* Challenge: Gather every line from the entries below that includes "Amerika".

* Collected data:
•••••

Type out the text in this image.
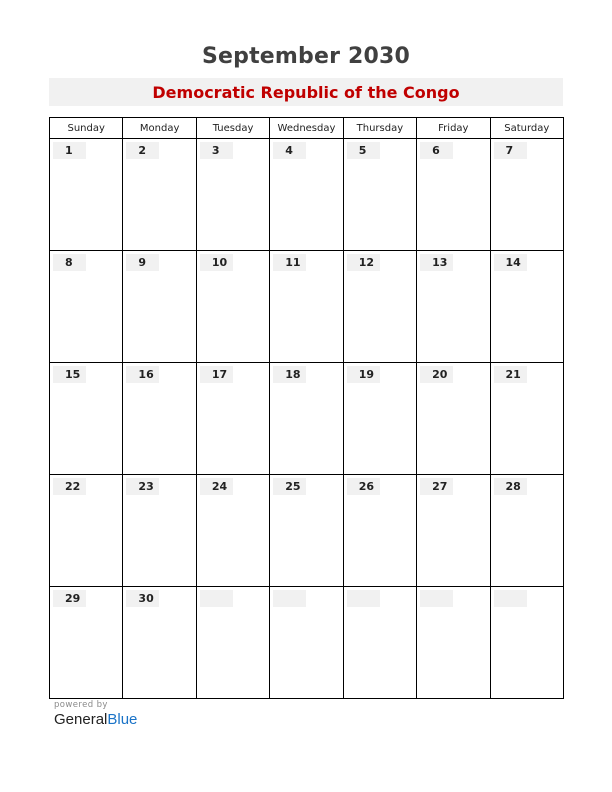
September 2030
Democratic Republic of the Congo
Sunday	Monday	Tuesday	Wednesday	Thursday	Friday	Saturday

1	2	3	4	5	6	7

8	9	10	11	12	13	14

15	16	17	18	19	20	21

22	23	24	25	26	27	28

29	30					

powered by
GeneralBlue
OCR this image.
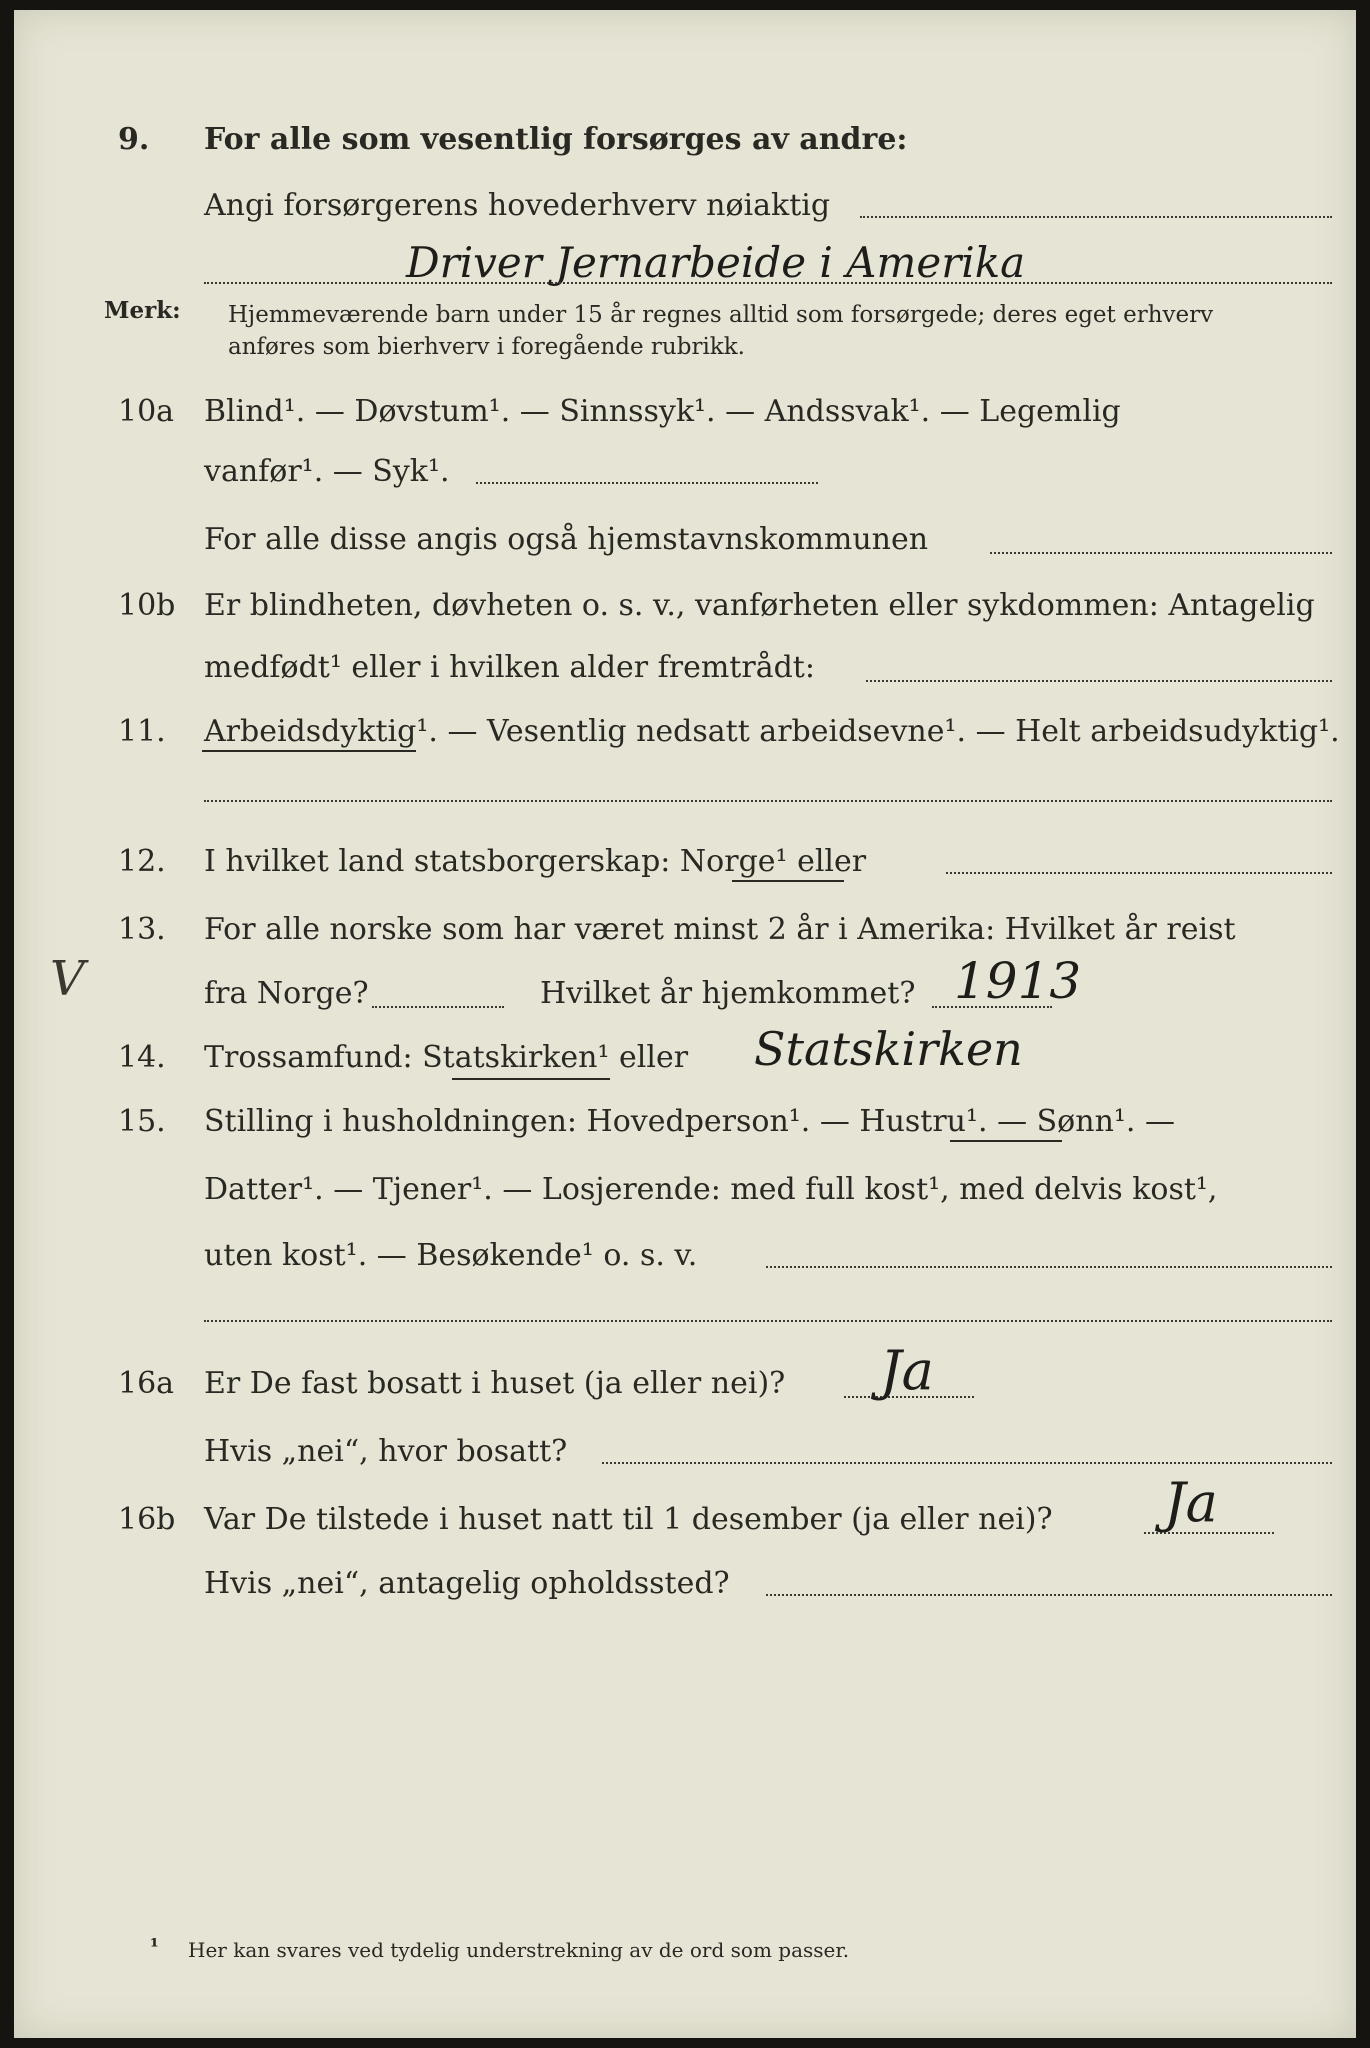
9. For alle som vesentlig forsørges av andre:
Angi forsørgerens hovederhverv nøiaktig
Driver Jernarbeide i Amerika
Merk: Hjemmeværende barn under 15 år regnes alltid som forsørgede; deres eget erhverv
anføres som bierhverv i foregående rubrikk.
10a Blind¹. — Døvstum¹. — Sinnssyk¹. — Andssvak¹. — Legemlig
vanfør¹. — Syk¹.
For alle disse angis også hjemstavnskommunen
10b Er blindheten, døvheten o. s. v., vanførheten eller sykdommen: Antagelig
medfødt¹ eller i hvilken alder fremtrådt:
11. Arbeidsdyktig¹. — Vesentlig nedsatt arbeidsevne¹. — Helt arbeidsudyktig¹.
12. I hvilket land statsborgerskap: Norge¹ eller
V
13. For alle norske som har været minst 2 år i Amerika: Hvilket år reist
fra Norge?	Hvilket år hjemkommet? 1913
14. Trossamfund: Statskirken¹ eller Statskirken
15. Stilling i husholdningen: Hovedperson¹. — Hustru¹. — Sønn¹. —
Datter¹. — Tjener¹. — Losjerende: med full kost¹, med delvis kost¹,
uten kost¹. — Besøkende¹ o. s. v.
16a Er De fast bosatt i huset (ja eller nei)? Ja
Hvis „nei“, hvor bosatt?
16b Var De tilstede i huset natt til 1 desember (ja eller nei)? Ja
Hvis „nei“, antagelig opholdssted?
¹ Her kan svares ved tydelig understrekning av de ord som passer.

•••••

* Task result:
Driver Jernarbeide i Amerika
13. For alle norske som har været minst 2 år i Amerika: Hvilket år reist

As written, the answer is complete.